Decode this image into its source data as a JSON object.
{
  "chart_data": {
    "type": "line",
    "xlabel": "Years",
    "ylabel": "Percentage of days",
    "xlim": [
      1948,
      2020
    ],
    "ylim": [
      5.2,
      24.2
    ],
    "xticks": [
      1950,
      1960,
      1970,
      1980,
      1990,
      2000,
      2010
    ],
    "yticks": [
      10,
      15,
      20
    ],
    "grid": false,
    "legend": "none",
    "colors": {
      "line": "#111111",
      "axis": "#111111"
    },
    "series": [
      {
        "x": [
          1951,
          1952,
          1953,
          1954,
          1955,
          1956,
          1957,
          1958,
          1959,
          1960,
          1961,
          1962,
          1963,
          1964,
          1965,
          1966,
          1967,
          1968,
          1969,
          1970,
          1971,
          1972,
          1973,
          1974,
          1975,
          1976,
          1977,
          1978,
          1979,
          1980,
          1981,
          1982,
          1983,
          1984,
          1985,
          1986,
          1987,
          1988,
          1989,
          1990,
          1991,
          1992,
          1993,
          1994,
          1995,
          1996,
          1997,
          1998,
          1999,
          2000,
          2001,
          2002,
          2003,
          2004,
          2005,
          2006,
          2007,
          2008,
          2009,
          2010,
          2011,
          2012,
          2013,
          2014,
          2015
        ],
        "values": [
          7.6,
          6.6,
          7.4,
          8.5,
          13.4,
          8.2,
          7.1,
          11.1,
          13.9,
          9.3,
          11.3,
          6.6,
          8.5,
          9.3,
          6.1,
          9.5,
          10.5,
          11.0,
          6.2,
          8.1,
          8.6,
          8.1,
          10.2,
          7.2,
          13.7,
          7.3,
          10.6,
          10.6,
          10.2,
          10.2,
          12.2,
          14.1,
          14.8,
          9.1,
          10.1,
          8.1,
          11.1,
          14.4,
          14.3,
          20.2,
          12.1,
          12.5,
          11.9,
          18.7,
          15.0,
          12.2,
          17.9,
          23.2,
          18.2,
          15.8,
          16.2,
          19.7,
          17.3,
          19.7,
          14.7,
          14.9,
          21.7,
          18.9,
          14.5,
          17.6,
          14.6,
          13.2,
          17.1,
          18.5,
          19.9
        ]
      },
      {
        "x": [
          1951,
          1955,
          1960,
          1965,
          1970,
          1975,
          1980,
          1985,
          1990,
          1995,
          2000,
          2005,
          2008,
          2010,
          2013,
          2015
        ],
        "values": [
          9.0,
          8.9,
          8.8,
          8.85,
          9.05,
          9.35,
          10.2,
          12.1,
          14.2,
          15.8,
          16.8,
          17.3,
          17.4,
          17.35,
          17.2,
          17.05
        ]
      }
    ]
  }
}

CHALLENGE.
Your task is to return the full listing exactly as it was given.

FINISHED TASK.
Decode this image into its source data as a JSON object.
{
  "chart_data": {
    "type": "line",
    "xlabel": "Years",
    "ylabel": "Percentage of days",
    "xlim": [
      1948,
      2020
    ],
    "ylim": [
      5.2,
      24.2
    ],
    "xticks": [
      1950,
      1960,
      1970,
      1980,
      1990,
      2000,
      2010
    ],
    "yticks": [
      10,
      15,
      20
    ],
    "grid": false,
    "legend": "none",
    "colors": {
      "line": "#111111",
      "axis": "#111111"
    },
    "series": [
      {
        "x": [
          1951,
          1952,
          1953,
          1954,
          1955,
          1956,
          1957,
          1958,
          1959,
          1960,
          1961,
          1962,
          1963,
          1964,
          1965,
          1966,
          1967,
          1968,
          1969,
          1970,
          1971,
          1972,
          1973,
          1974,
          1975,
          1976,
          1977,
          1978,
          1979,
          1980,
          1981,
          1982,
          1983,
          1984,
          1985,
          1986,
          1987,
          1988,
          1989,
          1990,
          1991,
          1992,
          1993,
          1994,
          1995,
          1996,
          1997,
          1998,
          1999,
          2000,
          2001,
          2002,
          2003,
          2004,
          2005,
          2006,
          2007,
          2008,
          2009,
          2010,
          2011,
          2012,
          2013,
          2014,
          2015
        ],
        "values": [
          7.6,
          6.6,
          7.4,
          8.5,
          13.4,
          8.2,
          7.1,
          11.1,
          13.9,
          9.3,
          11.3,
          6.6,
          8.5,
          9.3,
          6.1,
          9.5,
          10.5,
          11.0,
          6.2,
          8.1,
          8.6,
          8.1,
          10.2,
          7.2,
          13.7,
          7.3,
          10.6,
          10.6,
          10.2,
          10.2,
          12.2,
          14.1,
          14.8,
          9.1,
          10.1,
          8.1,
          11.1,
          14.4,
          14.3,
          20.2,
          12.1,
          12.5,
          11.9,
          18.7,
          15.0,
          12.2,
          17.9,
          23.2,
          18.2,
          15.8,
          16.2,
          19.7,
          17.3,
          19.7,
          14.7,
          14.9,
          21.7,
          18.9,
          14.5,
          17.6,
          14.6,
          13.2,
          17.1,
          18.5,
          19.9
        ]
      },
      {
        "x": [
          1951,
          1955,
          1960,
          1965,
          1970,
          1975,
          1980,
          1985,
          1990,
          1995,
          2000,
          2005,
          2008,
          2010,
          2013,
          2015
        ],
        "values": [
          9.0,
          8.9,
          8.8,
          8.85,
          9.05,
          9.35,
          10.2,
          12.1,
          14.2,
          15.8,
          16.8,
          17.3,
          17.4,
          17.35,
          17.2,
          17.05
        ]
      }
    ]
  }
}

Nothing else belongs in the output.